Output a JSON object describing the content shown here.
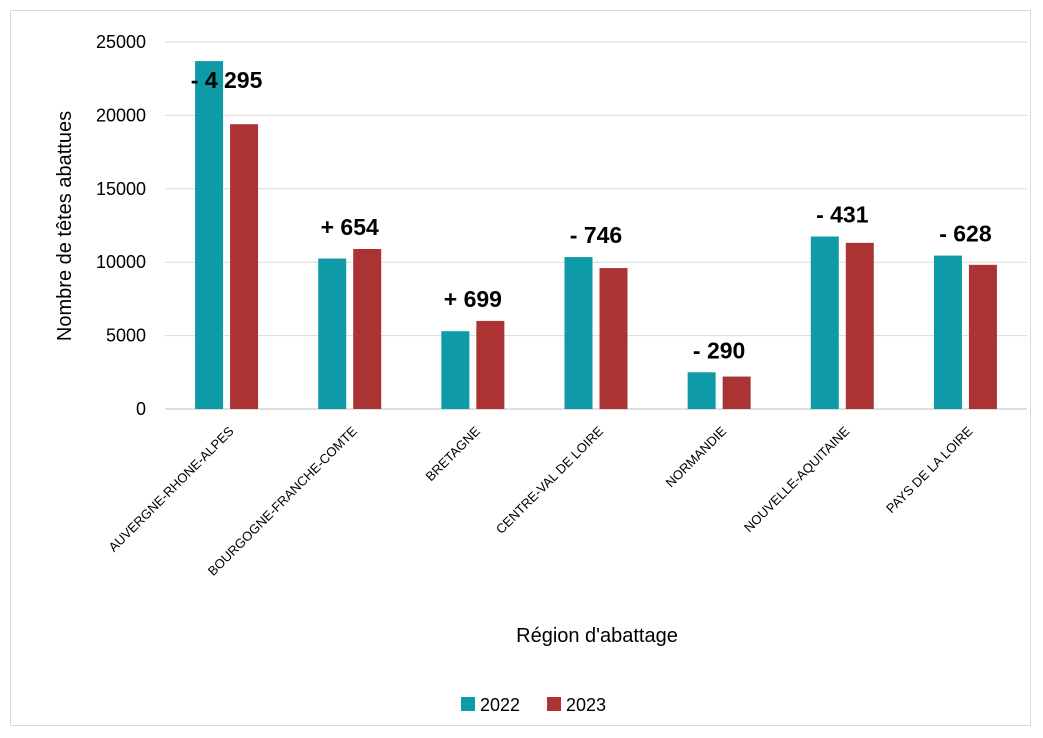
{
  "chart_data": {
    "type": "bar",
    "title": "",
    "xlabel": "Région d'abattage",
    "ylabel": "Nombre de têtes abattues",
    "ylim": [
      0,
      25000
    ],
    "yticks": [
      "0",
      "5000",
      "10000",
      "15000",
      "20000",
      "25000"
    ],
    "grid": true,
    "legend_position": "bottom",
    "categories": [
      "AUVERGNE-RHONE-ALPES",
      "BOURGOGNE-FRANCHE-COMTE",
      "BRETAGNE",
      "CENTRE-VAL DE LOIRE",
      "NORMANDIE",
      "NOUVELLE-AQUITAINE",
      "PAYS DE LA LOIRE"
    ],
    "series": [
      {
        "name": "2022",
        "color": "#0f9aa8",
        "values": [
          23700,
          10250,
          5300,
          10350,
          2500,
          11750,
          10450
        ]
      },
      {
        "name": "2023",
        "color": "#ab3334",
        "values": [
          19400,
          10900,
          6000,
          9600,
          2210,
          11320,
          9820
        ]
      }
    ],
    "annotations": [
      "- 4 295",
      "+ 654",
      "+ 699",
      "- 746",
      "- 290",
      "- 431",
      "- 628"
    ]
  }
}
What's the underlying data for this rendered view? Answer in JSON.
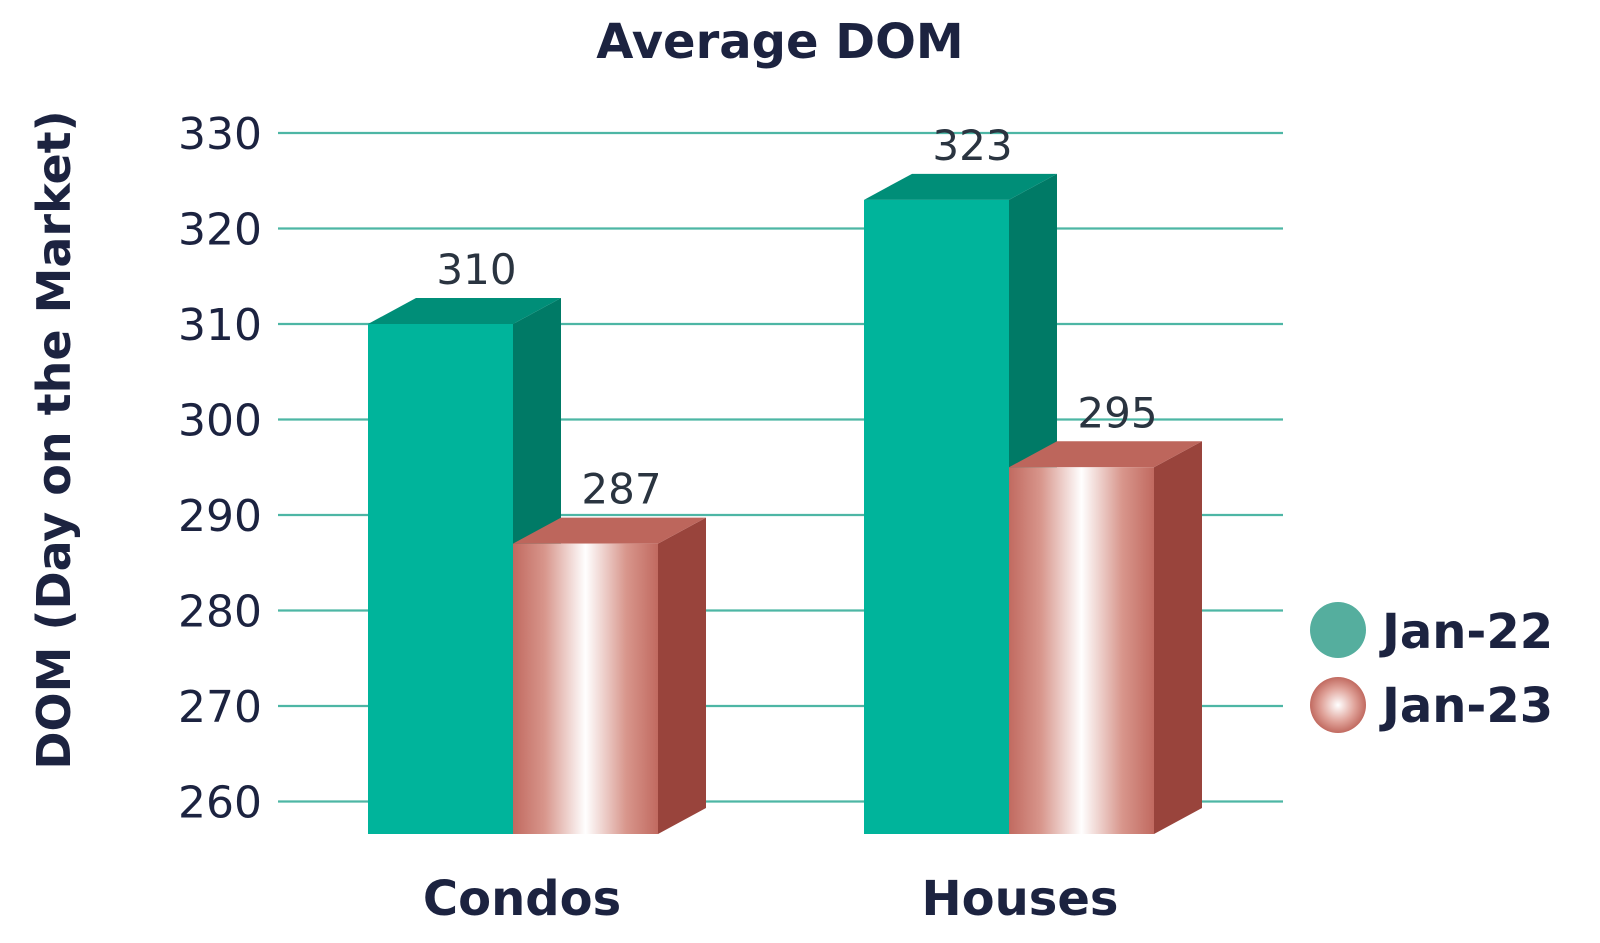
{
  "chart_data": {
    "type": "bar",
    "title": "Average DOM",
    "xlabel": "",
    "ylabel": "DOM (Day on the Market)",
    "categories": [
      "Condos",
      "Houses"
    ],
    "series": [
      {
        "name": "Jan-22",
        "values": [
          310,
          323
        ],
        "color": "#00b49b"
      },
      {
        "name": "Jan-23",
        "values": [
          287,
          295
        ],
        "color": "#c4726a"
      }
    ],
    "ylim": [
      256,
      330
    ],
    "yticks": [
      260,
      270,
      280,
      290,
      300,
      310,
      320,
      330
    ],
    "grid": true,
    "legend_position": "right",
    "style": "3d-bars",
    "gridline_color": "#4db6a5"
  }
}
○ ○ ○
### What you should do
Transcribe all entries above exactly. Drop the pictures.

### Response to this task
Output a JSON object describing the content shown here.
{
  "chart_data": {
    "type": "bar",
    "title": "",
    "xlabel": "Région d'abattage",
    "ylabel": "Nombre de têtes abattues",
    "ylim": [
      0,
      25000
    ],
    "yticks": [
      "0",
      "5000",
      "10000",
      "15000",
      "20000",
      "25000"
    ],
    "grid": true,
    "legend_position": "bottom",
    "categories": [
      "AUVERGNE-RHONE-ALPES",
      "BOURGOGNE-FRANCHE-COMTE",
      "BRETAGNE",
      "CENTRE-VAL DE LOIRE",
      "NORMANDIE",
      "NOUVELLE-AQUITAINE",
      "PAYS DE LA LOIRE"
    ],
    "series": [
      {
        "name": "2022",
        "color": "#0f9aa8",
        "values": [
          23700,
          10250,
          5300,
          10350,
          2500,
          11750,
          10450
        ]
      },
      {
        "name": "2023",
        "color": "#ab3334",
        "values": [
          19400,
          10900,
          6000,
          9600,
          2210,
          11320,
          9820
        ]
      }
    ],
    "annotations": [
      "- 4 295",
      "+ 654",
      "+ 699",
      "- 746",
      "- 290",
      "- 431",
      "- 628"
    ]
  }
}
What's the underlying data for this rendered view? Answer in JSON.
{
  "chart_data": {
    "type": "bar",
    "title": "Average DOM",
    "xlabel": "",
    "ylabel": "DOM (Day on the Market)",
    "categories": [
      "Condos",
      "Houses"
    ],
    "series": [
      {
        "name": "Jan-22",
        "values": [
          310,
          323
        ],
        "color": "#00b49b"
      },
      {
        "name": "Jan-23",
        "values": [
          287,
          295
        ],
        "color": "#c4726a"
      }
    ],
    "ylim": [
      256,
      330
    ],
    "yticks": [
      260,
      270,
      280,
      290,
      300,
      310,
      320,
      330
    ],
    "grid": true,
    "legend_position": "right",
    "style": "3d-bars",
    "gridline_color": "#4db6a5"
  }
}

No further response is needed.